[Stored data]
┄┄┄┄┄┄
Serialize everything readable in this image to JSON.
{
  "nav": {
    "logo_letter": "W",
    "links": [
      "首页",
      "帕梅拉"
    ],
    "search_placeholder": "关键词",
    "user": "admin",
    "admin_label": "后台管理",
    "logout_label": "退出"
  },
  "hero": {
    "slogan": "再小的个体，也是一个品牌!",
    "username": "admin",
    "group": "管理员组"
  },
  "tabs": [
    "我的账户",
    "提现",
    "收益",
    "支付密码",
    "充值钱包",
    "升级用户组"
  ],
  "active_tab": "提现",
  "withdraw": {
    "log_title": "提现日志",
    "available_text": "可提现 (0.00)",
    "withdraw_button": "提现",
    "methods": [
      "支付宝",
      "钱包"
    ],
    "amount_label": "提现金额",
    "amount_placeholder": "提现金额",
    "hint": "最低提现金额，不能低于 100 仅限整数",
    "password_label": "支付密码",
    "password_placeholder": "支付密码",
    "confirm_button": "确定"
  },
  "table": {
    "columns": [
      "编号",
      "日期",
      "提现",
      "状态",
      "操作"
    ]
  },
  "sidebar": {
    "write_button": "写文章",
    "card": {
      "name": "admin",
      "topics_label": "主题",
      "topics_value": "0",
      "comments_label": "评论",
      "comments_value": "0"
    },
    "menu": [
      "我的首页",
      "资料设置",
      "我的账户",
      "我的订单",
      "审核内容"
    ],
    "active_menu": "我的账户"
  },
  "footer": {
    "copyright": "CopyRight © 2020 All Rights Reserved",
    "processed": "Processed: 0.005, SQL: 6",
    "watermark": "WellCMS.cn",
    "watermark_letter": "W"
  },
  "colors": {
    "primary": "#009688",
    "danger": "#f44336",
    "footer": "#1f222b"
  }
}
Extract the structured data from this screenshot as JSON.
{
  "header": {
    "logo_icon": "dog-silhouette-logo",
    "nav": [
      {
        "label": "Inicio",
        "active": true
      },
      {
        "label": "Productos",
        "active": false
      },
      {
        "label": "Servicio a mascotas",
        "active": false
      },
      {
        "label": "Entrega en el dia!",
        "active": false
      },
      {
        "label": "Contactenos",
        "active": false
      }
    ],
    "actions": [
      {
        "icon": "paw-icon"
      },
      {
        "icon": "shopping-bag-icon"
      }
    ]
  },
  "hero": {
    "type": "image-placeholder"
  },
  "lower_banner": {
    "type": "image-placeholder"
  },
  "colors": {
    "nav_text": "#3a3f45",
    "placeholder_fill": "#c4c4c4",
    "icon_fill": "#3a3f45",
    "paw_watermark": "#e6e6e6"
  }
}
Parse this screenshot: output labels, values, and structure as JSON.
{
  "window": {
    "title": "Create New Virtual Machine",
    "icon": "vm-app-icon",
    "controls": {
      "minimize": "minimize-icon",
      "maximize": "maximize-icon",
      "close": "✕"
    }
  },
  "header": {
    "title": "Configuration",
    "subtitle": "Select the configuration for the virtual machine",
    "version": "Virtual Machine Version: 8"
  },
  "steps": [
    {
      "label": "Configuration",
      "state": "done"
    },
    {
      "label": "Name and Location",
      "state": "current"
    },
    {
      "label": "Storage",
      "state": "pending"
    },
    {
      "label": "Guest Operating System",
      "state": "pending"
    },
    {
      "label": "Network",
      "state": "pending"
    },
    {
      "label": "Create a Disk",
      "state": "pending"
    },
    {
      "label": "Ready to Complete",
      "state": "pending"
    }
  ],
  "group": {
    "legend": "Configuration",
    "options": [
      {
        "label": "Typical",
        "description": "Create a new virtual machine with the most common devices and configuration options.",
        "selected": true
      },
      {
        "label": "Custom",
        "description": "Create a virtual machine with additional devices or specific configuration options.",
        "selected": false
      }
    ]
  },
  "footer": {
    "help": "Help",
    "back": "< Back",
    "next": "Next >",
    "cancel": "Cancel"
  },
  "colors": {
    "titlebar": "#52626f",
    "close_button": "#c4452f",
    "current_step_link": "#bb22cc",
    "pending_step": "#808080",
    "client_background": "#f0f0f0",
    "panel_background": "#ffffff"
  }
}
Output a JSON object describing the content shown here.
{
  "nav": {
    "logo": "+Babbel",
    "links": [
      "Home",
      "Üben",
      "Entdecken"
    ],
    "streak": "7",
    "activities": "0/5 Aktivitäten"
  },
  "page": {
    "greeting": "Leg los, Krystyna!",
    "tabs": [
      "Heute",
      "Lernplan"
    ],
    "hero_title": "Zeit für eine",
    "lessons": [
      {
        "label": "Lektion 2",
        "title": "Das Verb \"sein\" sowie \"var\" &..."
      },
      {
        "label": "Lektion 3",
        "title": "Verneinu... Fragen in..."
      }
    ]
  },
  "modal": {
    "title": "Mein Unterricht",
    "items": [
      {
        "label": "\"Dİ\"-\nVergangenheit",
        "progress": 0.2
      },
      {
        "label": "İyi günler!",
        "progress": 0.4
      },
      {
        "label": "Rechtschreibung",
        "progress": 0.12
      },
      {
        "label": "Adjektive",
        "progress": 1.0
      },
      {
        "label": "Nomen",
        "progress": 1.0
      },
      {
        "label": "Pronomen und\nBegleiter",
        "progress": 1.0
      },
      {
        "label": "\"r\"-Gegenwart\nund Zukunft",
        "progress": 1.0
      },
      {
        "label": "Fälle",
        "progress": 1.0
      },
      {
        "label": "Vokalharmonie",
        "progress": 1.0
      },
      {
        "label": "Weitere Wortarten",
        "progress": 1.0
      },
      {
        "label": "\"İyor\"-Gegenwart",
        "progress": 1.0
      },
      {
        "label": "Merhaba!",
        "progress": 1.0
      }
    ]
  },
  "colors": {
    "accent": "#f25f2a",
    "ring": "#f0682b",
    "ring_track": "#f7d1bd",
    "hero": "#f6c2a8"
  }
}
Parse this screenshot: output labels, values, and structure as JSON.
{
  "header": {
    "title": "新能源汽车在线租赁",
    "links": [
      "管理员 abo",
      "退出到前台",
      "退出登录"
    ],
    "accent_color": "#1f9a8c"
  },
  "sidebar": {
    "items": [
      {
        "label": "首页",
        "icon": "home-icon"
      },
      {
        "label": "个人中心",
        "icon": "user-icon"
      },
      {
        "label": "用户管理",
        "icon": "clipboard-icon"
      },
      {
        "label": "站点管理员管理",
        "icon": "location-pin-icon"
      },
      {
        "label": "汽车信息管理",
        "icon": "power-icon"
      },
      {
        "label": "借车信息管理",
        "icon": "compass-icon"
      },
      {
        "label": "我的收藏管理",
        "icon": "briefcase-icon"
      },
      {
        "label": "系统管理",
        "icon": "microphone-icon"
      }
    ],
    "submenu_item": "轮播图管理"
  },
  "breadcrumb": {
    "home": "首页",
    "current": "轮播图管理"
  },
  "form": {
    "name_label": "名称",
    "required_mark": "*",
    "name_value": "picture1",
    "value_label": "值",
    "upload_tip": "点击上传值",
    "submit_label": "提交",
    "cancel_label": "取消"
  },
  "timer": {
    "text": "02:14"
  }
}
┄┄┄┄┄┄
Work instructions: Faithfully copy every entry, leaving nothing out.

Output below:
Serialize everything readable in this image to JSON.
{
  "nav": {
    "logo_letter": "W",
    "links": [
      "首页",
      "帕梅拉"
    ],
    "search_placeholder": "关键词",
    "user": "admin",
    "admin_label": "后台管理",
    "logout_label": "退出"
  },
  "hero": {
    "slogan": "再小的个体，也是一个品牌!",
    "username": "admin",
    "group": "管理员组"
  },
  "tabs": [
    "我的账户",
    "提现",
    "收益",
    "支付密码",
    "充值钱包",
    "升级用户组"
  ],
  "active_tab": "提现",
  "withdraw": {
    "log_title": "提现日志",
    "available_text": "可提现 (0.00)",
    "withdraw_button": "提现",
    "methods": [
      "支付宝",
      "钱包"
    ],
    "amount_label": "提现金额",
    "amount_placeholder": "提现金额",
    "hint": "最低提现金额，不能低于 100 仅限整数",
    "password_label": "支付密码",
    "password_placeholder": "支付密码",
    "confirm_button": "确定"
  },
  "table": {
    "columns": [
      "编号",
      "日期",
      "提现",
      "状态",
      "操作"
    ]
  },
  "sidebar": {
    "write_button": "写文章",
    "card": {
      "name": "admin",
      "topics_label": "主题",
      "topics_value": "0",
      "comments_label": "评论",
      "comments_value": "0"
    },
    "menu": [
      "我的首页",
      "资料设置",
      "我的账户",
      "我的订单",
      "审核内容"
    ],
    "active_menu": "我的账户"
  },
  "footer": {
    "copyright": "CopyRight © 2020 All Rights Reserved",
    "processed": "Processed: 0.005, SQL: 6",
    "watermark": "WellCMS.cn",
    "watermark_letter": "W"
  },
  "colors": {
    "primary": "#009688",
    "danger": "#f44336",
    "footer": "#1f222b"
  }
}
Extract the structured data from this screenshot as JSON.
{
  "header": {
    "logo_icon": "dog-silhouette-logo",
    "nav": [
      {
        "label": "Inicio",
        "active": true
      },
      {
        "label": "Productos",
        "active": false
      },
      {
        "label": "Servicio a mascotas",
        "active": false
      },
      {
        "label": "Entrega en el dia!",
        "active": false
      },
      {
        "label": "Contactenos",
        "active": false
      }
    ],
    "actions": [
      {
        "icon": "paw-icon"
      },
      {
        "icon": "shopping-bag-icon"
      }
    ]
  },
  "hero": {
    "type": "image-placeholder"
  },
  "lower_banner": {
    "type": "image-placeholder"
  },
  "colors": {
    "nav_text": "#3a3f45",
    "placeholder_fill": "#c4c4c4",
    "icon_fill": "#3a3f45",
    "paw_watermark": "#e6e6e6"
  }
}
Parse this screenshot: output labels, values, and structure as JSON.
{
  "window": {
    "title": "Create New Virtual Machine",
    "icon": "vm-app-icon",
    "controls": {
      "minimize": "minimize-icon",
      "maximize": "maximize-icon",
      "close": "✕"
    }
  },
  "header": {
    "title": "Configuration",
    "subtitle": "Select the configuration for the virtual machine",
    "version": "Virtual Machine Version: 8"
  },
  "steps": [
    {
      "label": "Configuration",
      "state": "done"
    },
    {
      "label": "Name and Location",
      "state": "current"
    },
    {
      "label": "Storage",
      "state": "pending"
    },
    {
      "label": "Guest Operating System",
      "state": "pending"
    },
    {
      "label": "Network",
      "state": "pending"
    },
    {
      "label": "Create a Disk",
      "state": "pending"
    },
    {
      "label": "Ready to Complete",
      "state": "pending"
    }
  ],
  "group": {
    "legend": "Configuration",
    "options": [
      {
        "label": "Typical",
        "description": "Create a new virtual machine with the most common devices and configuration options.",
        "selected": true
      },
      {
        "label": "Custom",
        "description": "Create a virtual machine with additional devices or specific configuration options.",
        "selected": false
      }
    ]
  },
  "footer": {
    "help": "Help",
    "back": "< Back",
    "next": "Next >",
    "cancel": "Cancel"
  },
  "colors": {
    "titlebar": "#52626f",
    "close_button": "#c4452f",
    "current_step_link": "#bb22cc",
    "pending_step": "#808080",
    "client_background": "#f0f0f0",
    "panel_background": "#ffffff"
  }
}
Output a JSON object describing the content shown here.
{
  "nav": {
    "logo": "+Babbel",
    "links": [
      "Home",
      "Üben",
      "Entdecken"
    ],
    "streak": "7",
    "activities": "0/5 Aktivitäten"
  },
  "page": {
    "greeting": "Leg los, Krystyna!",
    "tabs": [
      "Heute",
      "Lernplan"
    ],
    "hero_title": "Zeit für eine",
    "lessons": [
      {
        "label": "Lektion 2",
        "title": "Das Verb \"sein\" sowie \"var\" &..."
      },
      {
        "label": "Lektion 3",
        "title": "Verneinu... Fragen in..."
      }
    ]
  },
  "modal": {
    "title": "Mein Unterricht",
    "items": [
      {
        "label": "\"Dİ\"-\nVergangenheit",
        "progress": 0.2
      },
      {
        "label": "İyi günler!",
        "progress": 0.4
      },
      {
        "label": "Rechtschreibung",
        "progress": 0.12
      },
      {
        "label": "Adjektive",
        "progress": 1.0
      },
      {
        "label": "Nomen",
        "progress": 1.0
      },
      {
        "label": "Pronomen und\nBegleiter",
        "progress": 1.0
      },
      {
        "label": "\"r\"-Gegenwart\nund Zukunft",
        "progress": 1.0
      },
      {
        "label": "Fälle",
        "progress": 1.0
      },
      {
        "label": "Vokalharmonie",
        "progress": 1.0
      },
      {
        "label": "Weitere Wortarten",
        "progress": 1.0
      },
      {
        "label": "\"İyor\"-Gegenwart",
        "progress": 1.0
      },
      {
        "label": "Merhaba!",
        "progress": 1.0
      }
    ]
  },
  "colors": {
    "accent": "#f25f2a",
    "ring": "#f0682b",
    "ring_track": "#f7d1bd",
    "hero": "#f6c2a8"
  }
}
Parse this screenshot: output labels, values, and structure as JSON.
{
  "header": {
    "title": "新能源汽车在线租赁",
    "links": [
      "管理员 abo",
      "退出到前台",
      "退出登录"
    ],
    "accent_color": "#1f9a8c"
  },
  "sidebar": {
    "items": [
      {
        "label": "首页",
        "icon": "home-icon"
      },
      {
        "label": "个人中心",
        "icon": "user-icon"
      },
      {
        "label": "用户管理",
        "icon": "clipboard-icon"
      },
      {
        "label": "站点管理员管理",
        "icon": "location-pin-icon"
      },
      {
        "label": "汽车信息管理",
        "icon": "power-icon"
      },
      {
        "label": "借车信息管理",
        "icon": "compass-icon"
      },
      {
        "label": "我的收藏管理",
        "icon": "briefcase-icon"
      },
      {
        "label": "系统管理",
        "icon": "microphone-icon"
      }
    ],
    "submenu_item": "轮播图管理"
  },
  "breadcrumb": {
    "home": "首页",
    "current": "轮播图管理"
  },
  "form": {
    "name_label": "名称",
    "required_mark": "*",
    "name_value": "picture1",
    "value_label": "值",
    "upload_tip": "点击上传值",
    "submit_label": "提交",
    "cancel_label": "取消"
  },
  "timer": {
    "text": "02:14"
  }
}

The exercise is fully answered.